YOUR OBJECTIVE
Output the material exactly, but drop every image it holds.

--- begin PROVIDED DATA ---

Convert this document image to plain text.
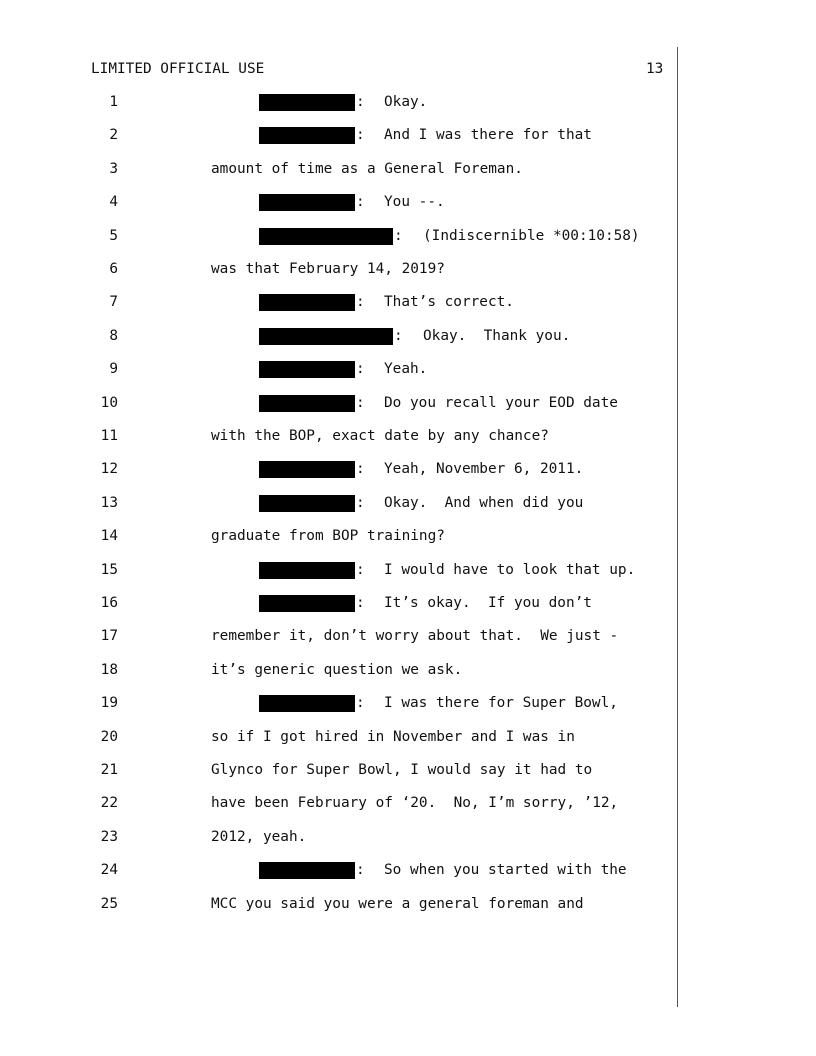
LIMITED OFFICIAL USE	13
1	: Okay.
2	: And I was there for that
3	amount of time as a General Foreman.
4	: You --.
5	: (Indiscernible *00:10:58)
6	was that February 14, 2019?
7	: That’s correct.
8	: Okay.  Thank you.
9	: Yeah.
10	: Do you recall your EOD date
11	with the BOP, exact date by any chance?
12	: Yeah, November 6, 2011.
13	: Okay.  And when did you
14	graduate from BOP training?
15	: I would have to look that up.
16	: It’s okay.  If you don’t
17	remember it, don’t worry about that.  We just -
18	it’s generic question we ask.
19	: I was there for Super Bowl,
20	so if I got hired in November and I was in
21	Glynco for Super Bowl, I would say it had to
22	have been February of ‘20.  No, I’m sorry, ’12,
23	2012, yeah.
24	: So when you started with the
25	MCC you said you were a general foreman and
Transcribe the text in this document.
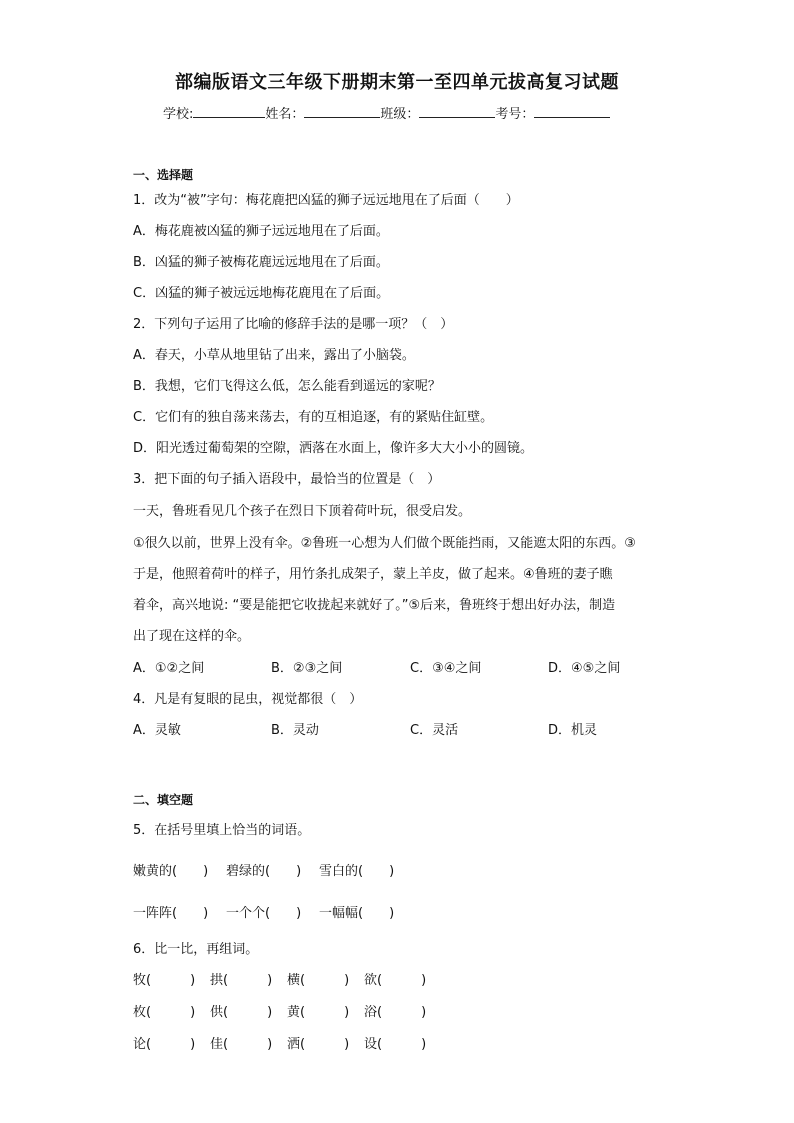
部编版语文三年级下册期末第一至四单元拔高复习试题
学校:	姓名：	班级：	考号：
一、选择题
1．改为“被”字句：梅花鹿把凶猛的狮子远远地甩在了后面（　　）
A．梅花鹿被凶猛的狮子远远地甩在了后面。
B．凶猛的狮子被梅花鹿远远地甩在了后面。
C．凶猛的狮子被远远地梅花鹿甩在了后面。
2．下列句子运用了比喻的修辞手法的是哪一项？（　）
A．春天，小草从地里钻了出来，露出了小脑袋。
B．我想，它们飞得这么低，怎么能看到遥远的家呢？
C．它们有的独自荡来荡去，有的互相追逐，有的紧贴住缸壁。
D．阳光透过葡萄架的空隙，洒落在水面上，像许多大大小小的圆镜。
3．把下面的句子插入语段中，最恰当的位置是（　）
一天，鲁班看见几个孩子在烈日下顶着荷叶玩，很受启发。
①很久以前，世界上没有伞。②鲁班一心想为人们做个既能挡雨，又能遮太阳的东西。③
于是，他照着荷叶的样子，用竹条扎成架子，蒙上羊皮，做了起来。④鲁班的妻子瞧
着伞，高兴地说: “要是能把它收拢起来就好了。”⑤后来，鲁班终于想出好办法，制造
出了现在这样的伞。
A．①②之间	B．②③之间	C．③④之间	D．④⑤之间
4．凡是有复眼的昆虫，视觉都很（　）
A．灵敏	B．灵动	C．灵活	D．机灵
二、填空题
5．在括号里填上恰当的词语。
嫩黄的(　　) 碧绿的(　　) 雪白的(　　)
一阵阵(　　) 一个个(　　) 一幅幅(　　)
6．比一比，再组词。
牧(　　　) 拱(　　　) 横(　　　) 欲(　　　)
枚(　　　) 供(　　　) 黄(　　　) 浴(　　　)
论(　　　) 佳(　　　) 洒(　　　) 设(　　　)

--- end PROVIDED DATA ---

ANSWER IN FULL
Convert this document image to plain text.
LIMITED OFFICIAL USE	13
1	: Okay.
2	: And I was there for that
3	amount of time as a General Foreman.
4	: You --.
5	: (Indiscernible *00:10:58)
6	was that February 14, 2019?
7	: That’s correct.
8	: Okay.  Thank you.
9	: Yeah.
10	: Do you recall your EOD date
11	with the BOP, exact date by any chance?
12	: Yeah, November 6, 2011.
13	: Okay.  And when did you
14	graduate from BOP training?
15	: I would have to look that up.
16	: It’s okay.  If you don’t
17	remember it, don’t worry about that.  We just -
18	it’s generic question we ask.
19	: I was there for Super Bowl,
20	so if I got hired in November and I was in
21	Glynco for Super Bowl, I would say it had to
22	have been February of ‘20.  No, I’m sorry, ’12,
23	2012, yeah.
24	: So when you started with the
25	MCC you said you were a general foreman and
Transcribe the text in this document.
部编版语文三年级下册期末第一至四单元拔高复习试题
学校:	姓名：	班级：	考号：
一、选择题
1．改为“被”字句：梅花鹿把凶猛的狮子远远地甩在了后面（　　）
A．梅花鹿被凶猛的狮子远远地甩在了后面。
B．凶猛的狮子被梅花鹿远远地甩在了后面。
C．凶猛的狮子被远远地梅花鹿甩在了后面。
2．下列句子运用了比喻的修辞手法的是哪一项？（　）
A．春天，小草从地里钻了出来，露出了小脑袋。
B．我想，它们飞得这么低，怎么能看到遥远的家呢？
C．它们有的独自荡来荡去，有的互相追逐，有的紧贴住缸壁。
D．阳光透过葡萄架的空隙，洒落在水面上，像许多大大小小的圆镜。
3．把下面的句子插入语段中，最恰当的位置是（　）
一天，鲁班看见几个孩子在烈日下顶着荷叶玩，很受启发。
①很久以前，世界上没有伞。②鲁班一心想为人们做个既能挡雨，又能遮太阳的东西。③
于是，他照着荷叶的样子，用竹条扎成架子，蒙上羊皮，做了起来。④鲁班的妻子瞧
着伞，高兴地说: “要是能把它收拢起来就好了。”⑤后来，鲁班终于想出好办法，制造
出了现在这样的伞。
A．①②之间	B．②③之间	C．③④之间	D．④⑤之间
4．凡是有复眼的昆虫，视觉都很（　）
A．灵敏	B．灵动	C．灵活	D．机灵
二、填空题
5．在括号里填上恰当的词语。
嫩黄的(　　) 碧绿的(　　) 雪白的(　　)
一阵阵(　　) 一个个(　　) 一幅幅(　　)
6．比一比，再组词。
牧(　　　) 拱(　　　) 横(　　　) 欲(　　　)
枚(　　　) 供(　　　) 黄(　　　) 浴(　　　)
论(　　　) 佳(　　　) 洒(　　　) 设(　　　)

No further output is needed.